▶ **STATED EXERCISE**
Look through the records below and give the number of lines holding the string "счет", nothing more.

[Collection entries]
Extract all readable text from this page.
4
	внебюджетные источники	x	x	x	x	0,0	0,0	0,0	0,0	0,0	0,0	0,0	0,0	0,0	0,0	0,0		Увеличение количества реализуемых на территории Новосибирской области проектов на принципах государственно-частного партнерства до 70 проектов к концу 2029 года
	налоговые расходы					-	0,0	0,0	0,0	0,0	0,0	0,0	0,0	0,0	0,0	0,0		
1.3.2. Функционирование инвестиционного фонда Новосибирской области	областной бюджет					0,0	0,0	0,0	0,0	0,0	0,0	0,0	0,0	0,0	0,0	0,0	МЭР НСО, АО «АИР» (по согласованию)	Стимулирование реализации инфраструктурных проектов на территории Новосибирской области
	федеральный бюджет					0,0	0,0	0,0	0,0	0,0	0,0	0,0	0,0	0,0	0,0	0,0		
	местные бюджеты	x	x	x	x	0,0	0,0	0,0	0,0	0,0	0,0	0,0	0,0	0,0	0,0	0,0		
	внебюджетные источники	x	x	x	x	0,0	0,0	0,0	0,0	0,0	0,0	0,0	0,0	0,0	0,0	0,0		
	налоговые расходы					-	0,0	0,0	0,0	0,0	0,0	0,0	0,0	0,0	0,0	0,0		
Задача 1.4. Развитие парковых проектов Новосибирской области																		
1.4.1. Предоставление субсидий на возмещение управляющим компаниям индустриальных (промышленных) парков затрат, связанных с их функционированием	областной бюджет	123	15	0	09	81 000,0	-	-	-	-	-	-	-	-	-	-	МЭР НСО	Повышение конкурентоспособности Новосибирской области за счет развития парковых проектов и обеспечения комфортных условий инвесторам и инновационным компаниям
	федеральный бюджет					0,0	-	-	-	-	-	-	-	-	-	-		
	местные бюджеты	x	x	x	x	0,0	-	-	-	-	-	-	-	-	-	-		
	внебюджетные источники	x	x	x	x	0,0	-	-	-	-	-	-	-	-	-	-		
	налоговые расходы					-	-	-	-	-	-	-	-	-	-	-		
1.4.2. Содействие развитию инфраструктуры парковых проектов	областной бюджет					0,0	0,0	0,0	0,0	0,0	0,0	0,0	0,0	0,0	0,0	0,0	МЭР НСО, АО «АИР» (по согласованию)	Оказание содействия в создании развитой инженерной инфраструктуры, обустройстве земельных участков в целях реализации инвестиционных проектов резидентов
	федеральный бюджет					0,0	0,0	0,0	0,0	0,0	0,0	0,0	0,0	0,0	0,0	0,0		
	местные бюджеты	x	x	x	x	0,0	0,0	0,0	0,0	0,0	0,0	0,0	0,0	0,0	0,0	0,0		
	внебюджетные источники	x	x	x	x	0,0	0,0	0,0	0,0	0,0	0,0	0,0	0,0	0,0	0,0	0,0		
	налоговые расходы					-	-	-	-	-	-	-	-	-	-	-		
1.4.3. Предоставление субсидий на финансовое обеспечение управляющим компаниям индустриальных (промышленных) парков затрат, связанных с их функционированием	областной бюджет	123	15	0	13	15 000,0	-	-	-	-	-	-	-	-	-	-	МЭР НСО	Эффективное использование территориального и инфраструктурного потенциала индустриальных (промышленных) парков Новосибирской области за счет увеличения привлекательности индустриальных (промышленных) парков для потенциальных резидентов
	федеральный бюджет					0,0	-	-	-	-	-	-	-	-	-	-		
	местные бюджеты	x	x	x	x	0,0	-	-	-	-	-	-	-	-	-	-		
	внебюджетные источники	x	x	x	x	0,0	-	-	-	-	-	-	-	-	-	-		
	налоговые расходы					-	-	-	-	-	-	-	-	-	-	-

▶ **ANSWER TO THE EXERCISE**
2